> [Problem details] Go through the listing and return every line with "JSON" in it.

☆ ☆ ☆ ☆ ☆ ☆ ☆

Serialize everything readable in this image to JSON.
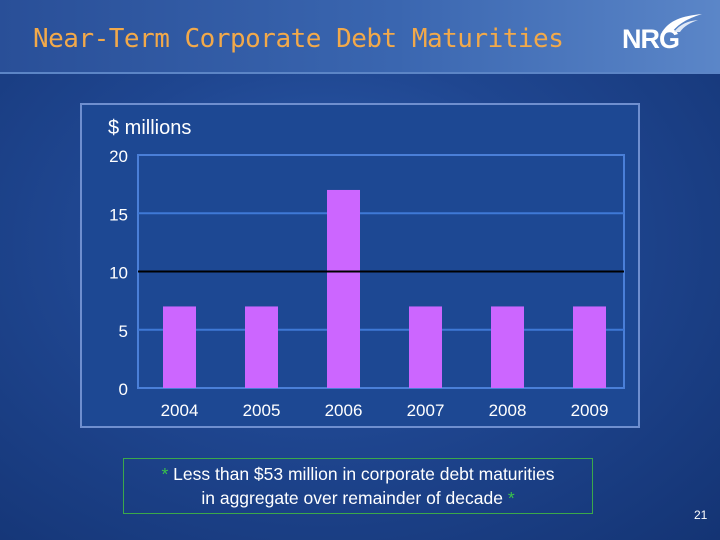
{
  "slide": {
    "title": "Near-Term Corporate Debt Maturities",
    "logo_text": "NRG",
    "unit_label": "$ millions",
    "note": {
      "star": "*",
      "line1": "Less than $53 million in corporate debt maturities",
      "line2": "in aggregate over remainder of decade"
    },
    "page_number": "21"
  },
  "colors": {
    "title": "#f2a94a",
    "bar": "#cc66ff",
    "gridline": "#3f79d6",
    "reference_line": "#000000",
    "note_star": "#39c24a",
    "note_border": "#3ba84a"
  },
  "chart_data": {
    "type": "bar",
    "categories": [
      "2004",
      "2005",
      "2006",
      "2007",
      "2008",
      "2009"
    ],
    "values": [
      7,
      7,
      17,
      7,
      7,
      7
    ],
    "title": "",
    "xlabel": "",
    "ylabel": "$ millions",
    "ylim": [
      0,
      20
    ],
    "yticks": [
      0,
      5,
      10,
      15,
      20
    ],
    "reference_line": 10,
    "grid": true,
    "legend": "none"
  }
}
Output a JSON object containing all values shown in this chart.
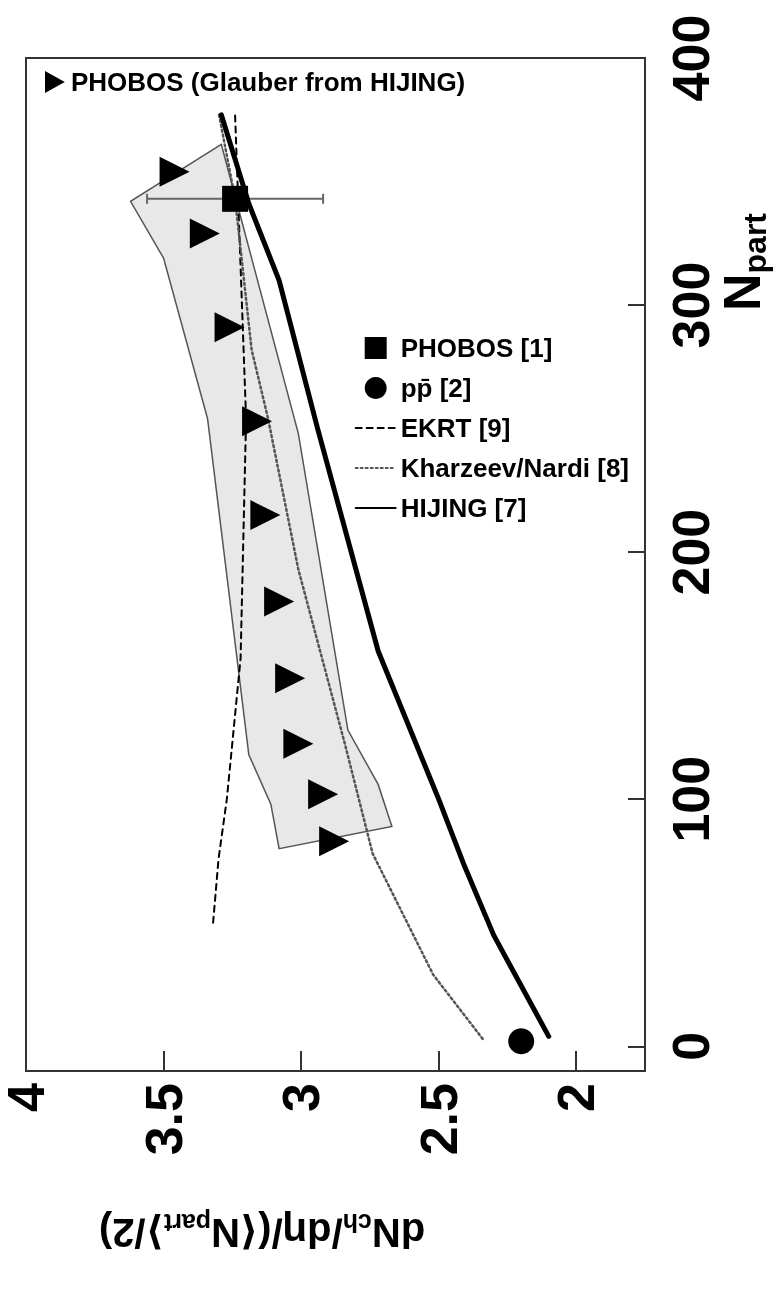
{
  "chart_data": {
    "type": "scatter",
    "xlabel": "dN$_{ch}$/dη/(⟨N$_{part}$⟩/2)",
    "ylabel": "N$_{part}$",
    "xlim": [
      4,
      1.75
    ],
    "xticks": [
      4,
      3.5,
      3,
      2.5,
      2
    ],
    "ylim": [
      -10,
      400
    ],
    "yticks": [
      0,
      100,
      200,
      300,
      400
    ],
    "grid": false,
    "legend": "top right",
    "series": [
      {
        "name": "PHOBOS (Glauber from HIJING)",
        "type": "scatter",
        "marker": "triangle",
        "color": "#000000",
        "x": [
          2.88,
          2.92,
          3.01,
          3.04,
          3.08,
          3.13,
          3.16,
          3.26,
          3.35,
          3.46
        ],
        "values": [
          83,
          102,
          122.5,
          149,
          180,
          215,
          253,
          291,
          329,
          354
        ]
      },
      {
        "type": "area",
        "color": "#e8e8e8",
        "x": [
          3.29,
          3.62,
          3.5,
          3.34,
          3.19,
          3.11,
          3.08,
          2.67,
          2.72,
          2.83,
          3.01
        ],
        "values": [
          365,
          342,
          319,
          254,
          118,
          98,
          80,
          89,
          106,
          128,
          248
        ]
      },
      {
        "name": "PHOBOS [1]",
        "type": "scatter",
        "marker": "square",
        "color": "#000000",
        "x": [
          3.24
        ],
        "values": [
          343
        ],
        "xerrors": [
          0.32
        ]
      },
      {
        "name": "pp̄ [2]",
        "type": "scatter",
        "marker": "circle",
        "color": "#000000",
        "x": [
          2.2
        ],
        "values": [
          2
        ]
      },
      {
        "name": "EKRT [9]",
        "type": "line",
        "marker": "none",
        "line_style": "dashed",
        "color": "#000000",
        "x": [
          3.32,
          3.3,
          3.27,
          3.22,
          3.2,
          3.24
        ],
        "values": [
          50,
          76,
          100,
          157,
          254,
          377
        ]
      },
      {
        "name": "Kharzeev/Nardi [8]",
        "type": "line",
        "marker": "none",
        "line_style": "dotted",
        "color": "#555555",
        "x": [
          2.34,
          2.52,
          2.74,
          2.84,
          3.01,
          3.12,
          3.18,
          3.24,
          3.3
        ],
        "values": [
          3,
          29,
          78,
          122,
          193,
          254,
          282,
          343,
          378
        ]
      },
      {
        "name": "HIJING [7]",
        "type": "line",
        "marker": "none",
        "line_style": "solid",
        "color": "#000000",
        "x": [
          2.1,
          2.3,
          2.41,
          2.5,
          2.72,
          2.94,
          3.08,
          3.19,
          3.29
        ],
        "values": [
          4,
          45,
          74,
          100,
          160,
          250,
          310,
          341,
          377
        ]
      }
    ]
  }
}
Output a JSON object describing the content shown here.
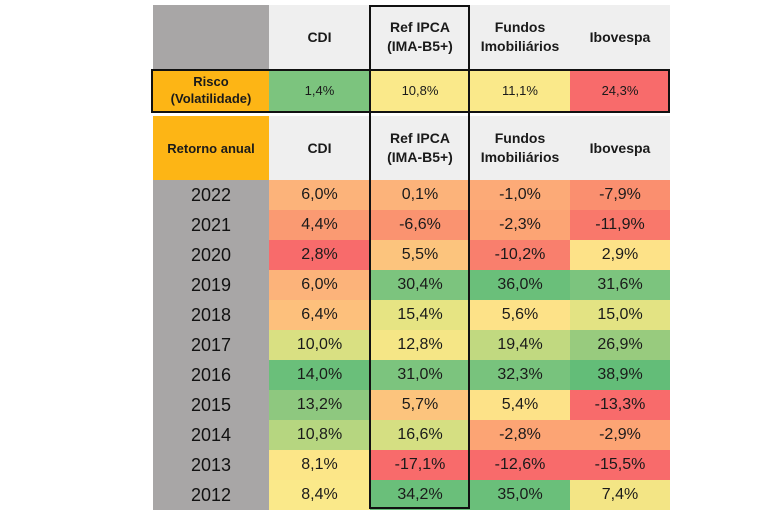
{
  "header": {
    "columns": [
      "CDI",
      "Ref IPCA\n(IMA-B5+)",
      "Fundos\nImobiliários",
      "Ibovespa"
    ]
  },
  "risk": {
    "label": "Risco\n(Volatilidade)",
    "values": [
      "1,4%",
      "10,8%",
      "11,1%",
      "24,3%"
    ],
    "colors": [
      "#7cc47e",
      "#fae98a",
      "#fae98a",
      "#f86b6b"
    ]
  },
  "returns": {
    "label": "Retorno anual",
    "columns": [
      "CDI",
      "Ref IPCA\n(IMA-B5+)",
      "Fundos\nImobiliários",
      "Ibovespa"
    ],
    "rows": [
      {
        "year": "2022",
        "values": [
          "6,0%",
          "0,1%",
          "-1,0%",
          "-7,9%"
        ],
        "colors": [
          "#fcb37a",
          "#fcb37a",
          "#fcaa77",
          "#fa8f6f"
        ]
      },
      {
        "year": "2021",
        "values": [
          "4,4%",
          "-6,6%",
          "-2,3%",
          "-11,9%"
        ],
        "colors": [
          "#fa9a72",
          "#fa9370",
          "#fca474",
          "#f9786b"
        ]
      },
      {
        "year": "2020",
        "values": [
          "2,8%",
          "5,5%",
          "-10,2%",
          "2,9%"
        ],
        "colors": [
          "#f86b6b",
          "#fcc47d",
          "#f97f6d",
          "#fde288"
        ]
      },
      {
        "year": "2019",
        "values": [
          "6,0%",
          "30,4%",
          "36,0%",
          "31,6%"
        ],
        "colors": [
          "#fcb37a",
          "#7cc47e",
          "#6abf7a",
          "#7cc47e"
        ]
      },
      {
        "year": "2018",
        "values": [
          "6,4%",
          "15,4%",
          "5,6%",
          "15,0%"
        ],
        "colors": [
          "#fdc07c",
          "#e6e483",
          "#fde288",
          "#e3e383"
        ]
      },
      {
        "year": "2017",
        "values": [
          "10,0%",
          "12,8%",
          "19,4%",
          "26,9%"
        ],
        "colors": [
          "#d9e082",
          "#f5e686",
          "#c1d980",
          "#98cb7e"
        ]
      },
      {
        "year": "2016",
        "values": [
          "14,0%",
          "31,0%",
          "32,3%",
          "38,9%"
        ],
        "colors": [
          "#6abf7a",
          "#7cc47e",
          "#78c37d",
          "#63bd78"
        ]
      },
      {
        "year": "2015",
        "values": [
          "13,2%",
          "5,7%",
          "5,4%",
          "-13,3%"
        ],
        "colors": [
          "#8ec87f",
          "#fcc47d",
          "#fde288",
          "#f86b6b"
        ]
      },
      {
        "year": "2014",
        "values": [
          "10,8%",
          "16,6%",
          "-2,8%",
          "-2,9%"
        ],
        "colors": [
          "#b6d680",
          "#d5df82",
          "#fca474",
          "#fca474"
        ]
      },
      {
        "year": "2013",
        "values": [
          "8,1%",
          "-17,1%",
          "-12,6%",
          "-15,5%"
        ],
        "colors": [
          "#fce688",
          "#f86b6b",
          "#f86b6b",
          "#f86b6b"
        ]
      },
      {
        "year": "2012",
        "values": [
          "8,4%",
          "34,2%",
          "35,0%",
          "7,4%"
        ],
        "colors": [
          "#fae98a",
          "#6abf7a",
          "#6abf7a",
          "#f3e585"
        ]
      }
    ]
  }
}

☆ ☆ ☆ ☆ ☆ ☆ ☆

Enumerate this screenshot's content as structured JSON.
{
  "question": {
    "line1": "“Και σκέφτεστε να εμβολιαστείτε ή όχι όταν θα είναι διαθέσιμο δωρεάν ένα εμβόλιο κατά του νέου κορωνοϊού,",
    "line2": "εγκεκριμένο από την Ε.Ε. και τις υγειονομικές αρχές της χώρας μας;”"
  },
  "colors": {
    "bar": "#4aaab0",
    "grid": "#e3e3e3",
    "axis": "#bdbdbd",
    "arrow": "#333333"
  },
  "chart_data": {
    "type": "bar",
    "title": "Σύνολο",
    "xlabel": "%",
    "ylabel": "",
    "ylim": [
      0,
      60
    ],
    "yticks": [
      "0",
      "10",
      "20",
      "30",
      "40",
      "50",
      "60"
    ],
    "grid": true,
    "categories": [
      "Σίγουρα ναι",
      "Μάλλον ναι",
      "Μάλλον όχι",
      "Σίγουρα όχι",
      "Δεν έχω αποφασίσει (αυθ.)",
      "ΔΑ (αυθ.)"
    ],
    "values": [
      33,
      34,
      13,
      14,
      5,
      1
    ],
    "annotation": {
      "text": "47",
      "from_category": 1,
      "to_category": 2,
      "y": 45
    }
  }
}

☆ ☆ ☆ ☆ ☆ ☆ ☆

> [Completed task]
Serialize everything readable in this image to JSON.
Output a JSON object containing all values shown in this chart.
Output a JSON object describing the content shown here.
Enumerate this screenshot's content as structured JSON.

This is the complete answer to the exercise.